● DESCRIPTION OF THE TASK
Go through the listing below and gather every line with the word "进行个性化设置".

(Stored dataset items)

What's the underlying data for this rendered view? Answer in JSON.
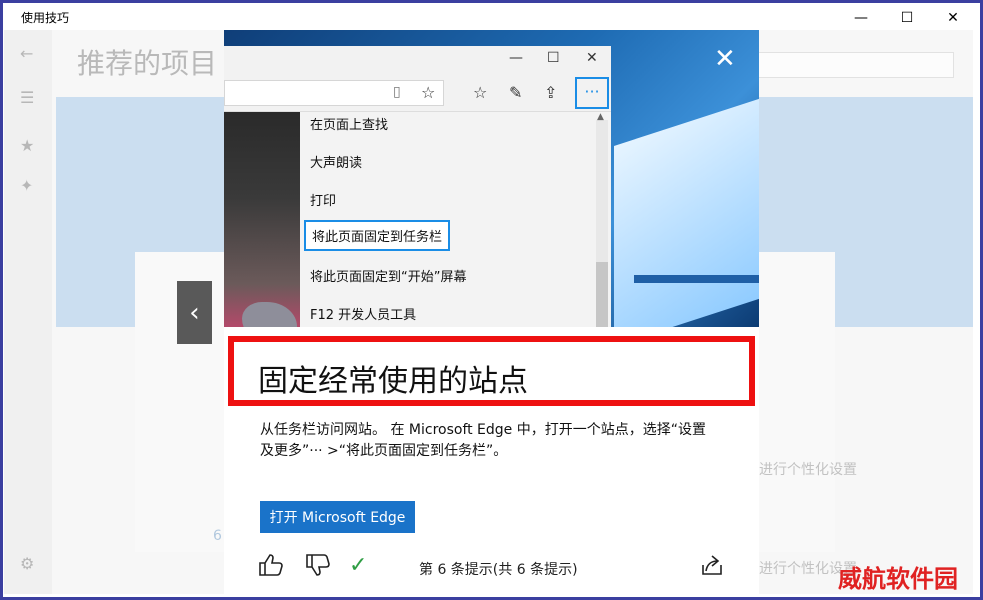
{
  "window": {
    "title": "使用技巧",
    "minimize_icon": "—",
    "maximize_icon": "☐",
    "close_icon": "✕"
  },
  "background": {
    "page_title": "推荐的项目",
    "text_personalize_1": "进行个性化设置",
    "text_personalize_2": "进行个性化设置",
    "side_number": "6"
  },
  "dialog": {
    "close_icon": "✕",
    "screenshot": {
      "minimize_icon": "—",
      "maximize_icon": "☐",
      "close_icon": "✕",
      "more_icon": "···",
      "menu_items": [
        "在页面上查找",
        "大声朗读",
        "打印",
        "将此页面固定到任务栏",
        "将此页面固定到“开始”屏幕",
        "F12 开发人员工具"
      ],
      "highlighted_index": 3
    },
    "tip": {
      "title": "固定经常使用的站点",
      "body_line1": "从任务栏访问网站。 在 Microsoft Edge 中，打开一个站点，选择“设置",
      "body_line2": "及更多”··· >“将此页面固定到任务栏”。",
      "open_button": "打开 Microsoft Edge"
    },
    "footer": {
      "counter": "第 6 条提示(共 6 条提示)",
      "like_icon": "👍",
      "dislike_icon": "👎",
      "check_icon": "✓",
      "share_icon": "⇪"
    }
  },
  "watermark": "威航软件园",
  "colors": {
    "accent": "#1a73c9",
    "highlight": "#ee1111",
    "frame": "#3b3fa0"
  }
}
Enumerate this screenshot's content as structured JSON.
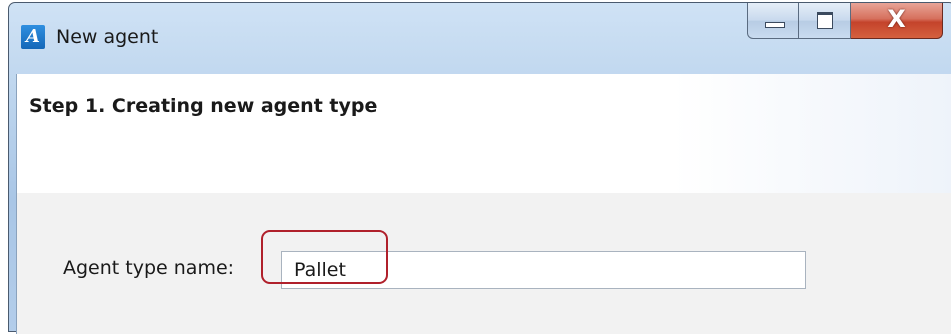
{
  "window": {
    "title": "New agent",
    "app_icon": {
      "name": "anylogic-icon",
      "glyph": "A"
    },
    "controls": {
      "minimize_icon": "minimize-icon",
      "maximize_icon": "maximize-icon",
      "close_glyph": "X"
    }
  },
  "wizard": {
    "step_title": "Step 1. Creating new agent type"
  },
  "form": {
    "agent_type_name_label": "Agent type name:",
    "agent_type_name_value": "Pallet"
  },
  "colors": {
    "highlight": "#b0202b",
    "titlebar": "#b9d2ec",
    "close_button": "#c4432b"
  }
}
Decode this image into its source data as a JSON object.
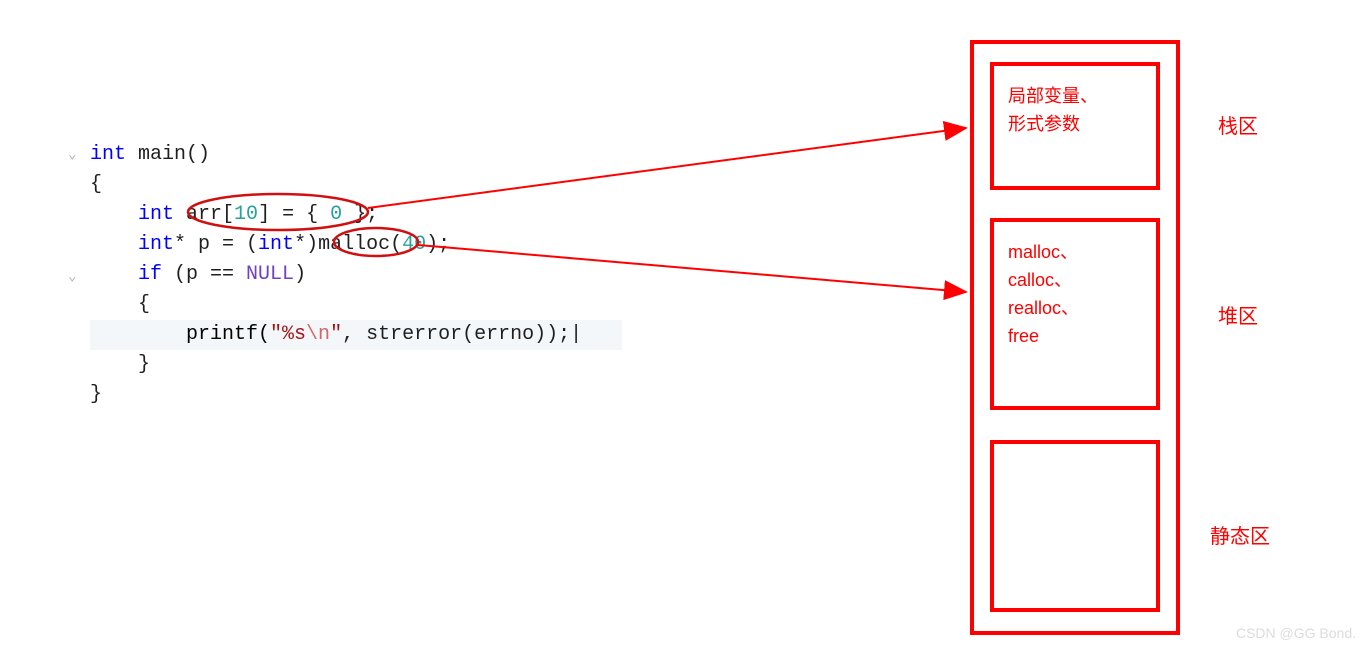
{
  "code": {
    "l1": "int main()",
    "kw_int": "int",
    "fn_main": " main()",
    "l2": "{",
    "l3_pre": "    ",
    "l3_kw": "int",
    "l3_arr": " arr[",
    "l3_size": "10",
    "l3_mid": "] = { ",
    "l3_zero": "0",
    "l3_end": " };",
    "l4_pre": "    ",
    "l4_kw": "int",
    "l4_ptr": "* p = (",
    "l4_kw2": "int",
    "l4_cast": "*)malloc(",
    "l4_arg": "40",
    "l4_end": ");",
    "l5_pre": "    ",
    "l5_kw": "if",
    "l5_cond1": " (p == ",
    "l5_null": "NULL",
    "l5_cond2": ")",
    "l6": "    {",
    "l7_pre": "        printf(",
    "l7_str1": "\"%s",
    "l7_esc": "\\n",
    "l7_str2": "\"",
    "l7_rest": ", strerror(errno));",
    "l7_cursor": "|",
    "l8": "    }",
    "l9": "}"
  },
  "memory": {
    "stack": {
      "line1": "局部变量、",
      "line2": "形式参数"
    },
    "heap": {
      "line1": "malloc、",
      "line2": "calloc、",
      "line3": "realloc、",
      "line4": "free"
    },
    "labels": {
      "stack": "栈区",
      "heap": "堆区",
      "static": "静态区"
    }
  },
  "watermark": "CSDN @GG Bond."
}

● WRITTEN SOLUTION
    "text_personalize_1": "进行个性化设置",
    "text_personalize_2": "进行个性化设置",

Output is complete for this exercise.